Task requirements
Retype the records in full, and please keep the pictures out of the copy.

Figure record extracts
===============

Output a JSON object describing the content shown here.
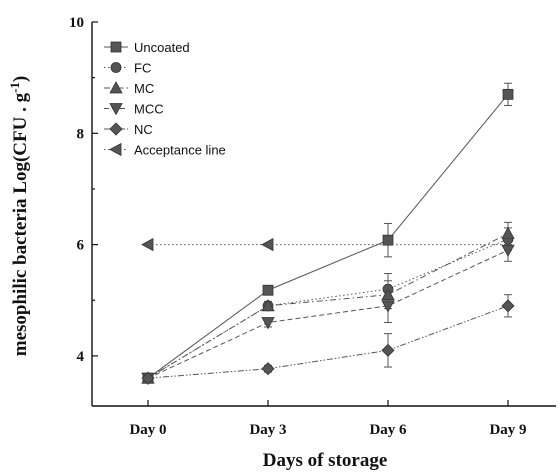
{
  "chart_data": {
    "type": "line",
    "xlabel": "Days of storage",
    "ylabel": "mesophilic bacteria Log(CFU . g",
    "ylabel_sup": "-1",
    "ylabel_close": ")",
    "categories": [
      "Day 0",
      "Day 3",
      "Day 6",
      "Day 9"
    ],
    "ylim": [
      3.1,
      10
    ],
    "yticks": [
      4,
      6,
      8,
      10
    ],
    "grid": false,
    "legend_position": "top-left",
    "series": [
      {
        "name": "Uncoated",
        "marker": "square",
        "dash": "solid",
        "color": "#555555",
        "values": [
          3.6,
          5.18,
          6.08,
          8.7
        ],
        "errors": [
          0.07,
          0.07,
          0.3,
          0.2
        ]
      },
      {
        "name": "FC",
        "marker": "circle",
        "dash": "dot",
        "color": "#555555",
        "values": [
          3.6,
          4.9,
          5.2,
          6.1
        ],
        "errors": [
          0.07,
          0.08,
          0.28,
          0.2
        ]
      },
      {
        "name": "MC",
        "marker": "triangle-up",
        "dash": "dashdot",
        "color": "#555555",
        "values": [
          3.6,
          4.9,
          5.1,
          6.2
        ],
        "errors": [
          0.07,
          0.07,
          0.25,
          0.2
        ]
      },
      {
        "name": "MCC",
        "marker": "triangle-down",
        "dash": "dash",
        "color": "#555555",
        "values": [
          3.6,
          4.6,
          4.9,
          5.9
        ],
        "errors": [
          0.07,
          0.08,
          0.3,
          0.2
        ]
      },
      {
        "name": "NC",
        "marker": "diamond",
        "dash": "dashdotdot",
        "color": "#555555",
        "values": [
          3.6,
          3.77,
          4.1,
          4.9
        ],
        "errors": [
          0.07,
          0.06,
          0.3,
          0.2
        ]
      },
      {
        "name": "Acceptance line",
        "marker": "triangle-left",
        "dash": "dot",
        "color": "#555555",
        "values": [
          6.0,
          6.0,
          6.0,
          6.0
        ],
        "errors": [
          0,
          0,
          0,
          0
        ]
      }
    ]
  }
}
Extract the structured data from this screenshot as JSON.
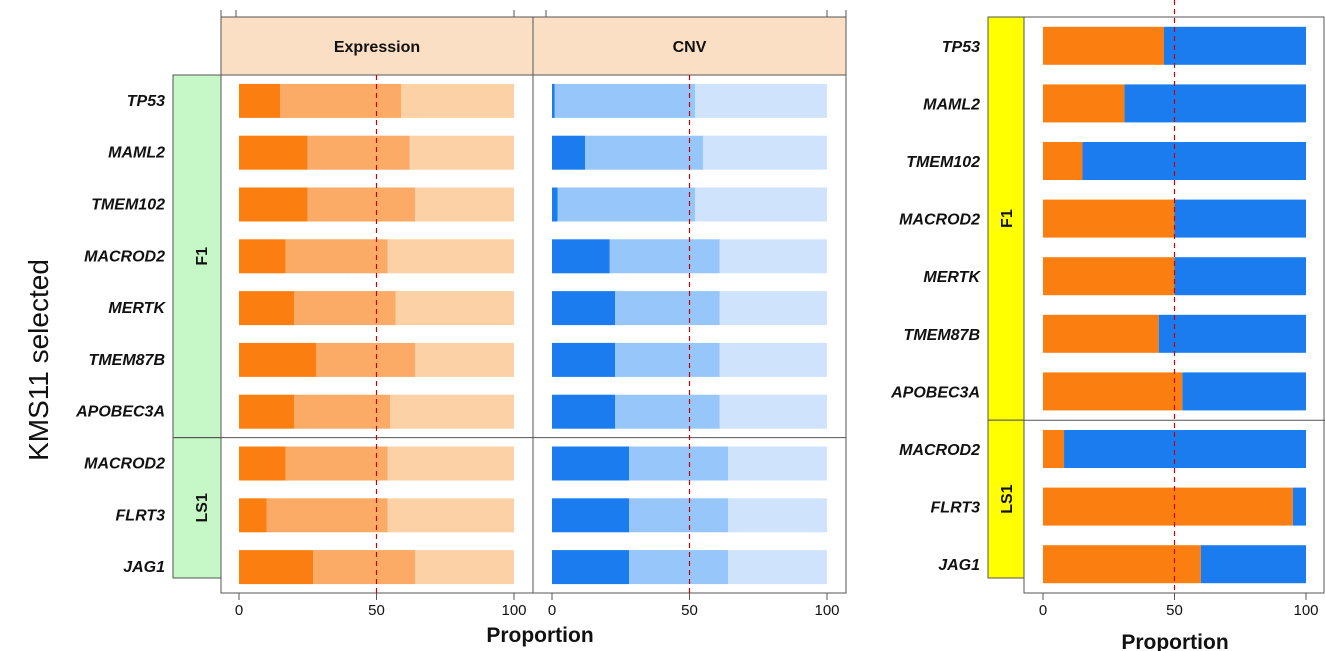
{
  "side_label": "KMS11 selected",
  "colors": {
    "expression": [
      "#fb7f10",
      "#fbab66",
      "#fdd1a6"
    ],
    "cnv": [
      "#1b7cf0",
      "#97c6fa",
      "#cfe4fc"
    ],
    "right": [
      "#fb7f10",
      "#1b7cf0"
    ],
    "strip_bg": "#fbdfc4",
    "group_left_bg": "#c6f7c6",
    "group_right_bg": "#ffff00",
    "refline": "#cc0000"
  },
  "chart_data": [
    {
      "type": "bar",
      "orientation": "horizontal",
      "stacked": true,
      "panels": [
        "Expression",
        "CNV"
      ],
      "groups": [
        {
          "name": "F1",
          "genes": [
            "TP53",
            "MAML2",
            "TMEM102",
            "MACROD2",
            "MERTK",
            "TMEM87B",
            "APOBEC3A"
          ]
        },
        {
          "name": "LS1",
          "genes": [
            "MACROD2",
            "FLRT3",
            "JAG1"
          ]
        }
      ],
      "xlabel": "Proportion",
      "xlim": [
        0,
        100
      ],
      "xticks": [
        0,
        50,
        100
      ],
      "reference_line": 50,
      "series": {
        "Expression": [
          [
            15,
            44,
            41
          ],
          [
            25,
            37,
            38
          ],
          [
            25,
            39,
            36
          ],
          [
            17,
            37,
            46
          ],
          [
            20,
            37,
            43
          ],
          [
            28,
            36,
            36
          ],
          [
            20,
            35,
            45
          ],
          [
            17,
            37,
            46
          ],
          [
            10,
            44,
            46
          ],
          [
            27,
            37,
            36
          ]
        ],
        "CNV": [
          [
            1,
            51,
            48
          ],
          [
            12,
            43,
            45
          ],
          [
            2,
            50,
            48
          ],
          [
            21,
            40,
            39
          ],
          [
            23,
            38,
            39
          ],
          [
            23,
            38,
            39
          ],
          [
            23,
            38,
            39
          ],
          [
            28,
            36,
            36
          ],
          [
            28,
            36,
            36
          ],
          [
            28,
            36,
            36
          ]
        ]
      }
    },
    {
      "type": "bar",
      "orientation": "horizontal",
      "stacked": true,
      "groups": [
        {
          "name": "F1",
          "genes": [
            "TP53",
            "MAML2",
            "TMEM102",
            "MACROD2",
            "MERTK",
            "TMEM87B",
            "APOBEC3A"
          ]
        },
        {
          "name": "LS1",
          "genes": [
            "MACROD2",
            "FLRT3",
            "JAG1"
          ]
        }
      ],
      "xlabel": "Proportion",
      "xlim": [
        0,
        100
      ],
      "xticks": [
        0,
        50,
        100
      ],
      "reference_line": 50,
      "series": [
        [
          46,
          54
        ],
        [
          31,
          69
        ],
        [
          15,
          85
        ],
        [
          50,
          50
        ],
        [
          50,
          50
        ],
        [
          44,
          56
        ],
        [
          53,
          47
        ],
        [
          8,
          92
        ],
        [
          95,
          5
        ],
        [
          60,
          40
        ]
      ]
    }
  ]
}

===============

Completed exercise
Output a JSON object describing the content shown here.
{
  "chart_data": {
    "type": "line",
    "xlabel": "Days of storage",
    "ylabel": "mesophilic bacteria Log(CFU . g",
    "ylabel_sup": "-1",
    "ylabel_close": ")",
    "categories": [
      "Day 0",
      "Day 3",
      "Day 6",
      "Day 9"
    ],
    "ylim": [
      3.1,
      10
    ],
    "yticks": [
      4,
      6,
      8,
      10
    ],
    "grid": false,
    "legend_position": "top-left",
    "series": [
      {
        "name": "Uncoated",
        "marker": "square",
        "dash": "solid",
        "color": "#555555",
        "values": [
          3.6,
          5.18,
          6.08,
          8.7
        ],
        "errors": [
          0.07,
          0.07,
          0.3,
          0.2
        ]
      },
      {
        "name": "FC",
        "marker": "circle",
        "dash": "dot",
        "color": "#555555",
        "values": [
          3.6,
          4.9,
          5.2,
          6.1
        ],
        "errors": [
          0.07,
          0.08,
          0.28,
          0.2
        ]
      },
      {
        "name": "MC",
        "marker": "triangle-up",
        "dash": "dashdot",
        "color": "#555555",
        "values": [
          3.6,
          4.9,
          5.1,
          6.2
        ],
        "errors": [
          0.07,
          0.07,
          0.25,
          0.2
        ]
      },
      {
        "name": "MCC",
        "marker": "triangle-down",
        "dash": "dash",
        "color": "#555555",
        "values": [
          3.6,
          4.6,
          4.9,
          5.9
        ],
        "errors": [
          0.07,
          0.08,
          0.3,
          0.2
        ]
      },
      {
        "name": "NC",
        "marker": "diamond",
        "dash": "dashdotdot",
        "color": "#555555",
        "values": [
          3.6,
          3.77,
          4.1,
          4.9
        ],
        "errors": [
          0.07,
          0.06,
          0.3,
          0.2
        ]
      },
      {
        "name": "Acceptance line",
        "marker": "triangle-left",
        "dash": "dot",
        "color": "#555555",
        "values": [
          6.0,
          6.0,
          6.0,
          6.0
        ],
        "errors": [
          0,
          0,
          0,
          0
        ]
      }
    ]
  }
}
Extract the structured data from this screenshot as JSON.
{
  "side_label": "KMS11 selected",
  "colors": {
    "expression": [
      "#fb7f10",
      "#fbab66",
      "#fdd1a6"
    ],
    "cnv": [
      "#1b7cf0",
      "#97c6fa",
      "#cfe4fc"
    ],
    "right": [
      "#fb7f10",
      "#1b7cf0"
    ],
    "strip_bg": "#fbdfc4",
    "group_left_bg": "#c6f7c6",
    "group_right_bg": "#ffff00",
    "refline": "#cc0000"
  },
  "chart_data": [
    {
      "type": "bar",
      "orientation": "horizontal",
      "stacked": true,
      "panels": [
        "Expression",
        "CNV"
      ],
      "groups": [
        {
          "name": "F1",
          "genes": [
            "TP53",
            "MAML2",
            "TMEM102",
            "MACROD2",
            "MERTK",
            "TMEM87B",
            "APOBEC3A"
          ]
        },
        {
          "name": "LS1",
          "genes": [
            "MACROD2",
            "FLRT3",
            "JAG1"
          ]
        }
      ],
      "xlabel": "Proportion",
      "xlim": [
        0,
        100
      ],
      "xticks": [
        0,
        50,
        100
      ],
      "reference_line": 50,
      "series": {
        "Expression": [
          [
            15,
            44,
            41
          ],
          [
            25,
            37,
            38
          ],
          [
            25,
            39,
            36
          ],
          [
            17,
            37,
            46
          ],
          [
            20,
            37,
            43
          ],
          [
            28,
            36,
            36
          ],
          [
            20,
            35,
            45
          ],
          [
            17,
            37,
            46
          ],
          [
            10,
            44,
            46
          ],
          [
            27,
            37,
            36
          ]
        ],
        "CNV": [
          [
            1,
            51,
            48
          ],
          [
            12,
            43,
            45
          ],
          [
            2,
            50,
            48
          ],
          [
            21,
            40,
            39
          ],
          [
            23,
            38,
            39
          ],
          [
            23,
            38,
            39
          ],
          [
            23,
            38,
            39
          ],
          [
            28,
            36,
            36
          ],
          [
            28,
            36,
            36
          ],
          [
            28,
            36,
            36
          ]
        ]
      }
    },
    {
      "type": "bar",
      "orientation": "horizontal",
      "stacked": true,
      "groups": [
        {
          "name": "F1",
          "genes": [
            "TP53",
            "MAML2",
            "TMEM102",
            "MACROD2",
            "MERTK",
            "TMEM87B",
            "APOBEC3A"
          ]
        },
        {
          "name": "LS1",
          "genes": [
            "MACROD2",
            "FLRT3",
            "JAG1"
          ]
        }
      ],
      "xlabel": "Proportion",
      "xlim": [
        0,
        100
      ],
      "xticks": [
        0,
        50,
        100
      ],
      "reference_line": 50,
      "series": [
        [
          46,
          54
        ],
        [
          31,
          69
        ],
        [
          15,
          85
        ],
        [
          50,
          50
        ],
        [
          50,
          50
        ],
        [
          44,
          56
        ],
        [
          53,
          47
        ],
        [
          8,
          92
        ],
        [
          95,
          5
        ],
        [
          60,
          40
        ]
      ]
    }
  ]
}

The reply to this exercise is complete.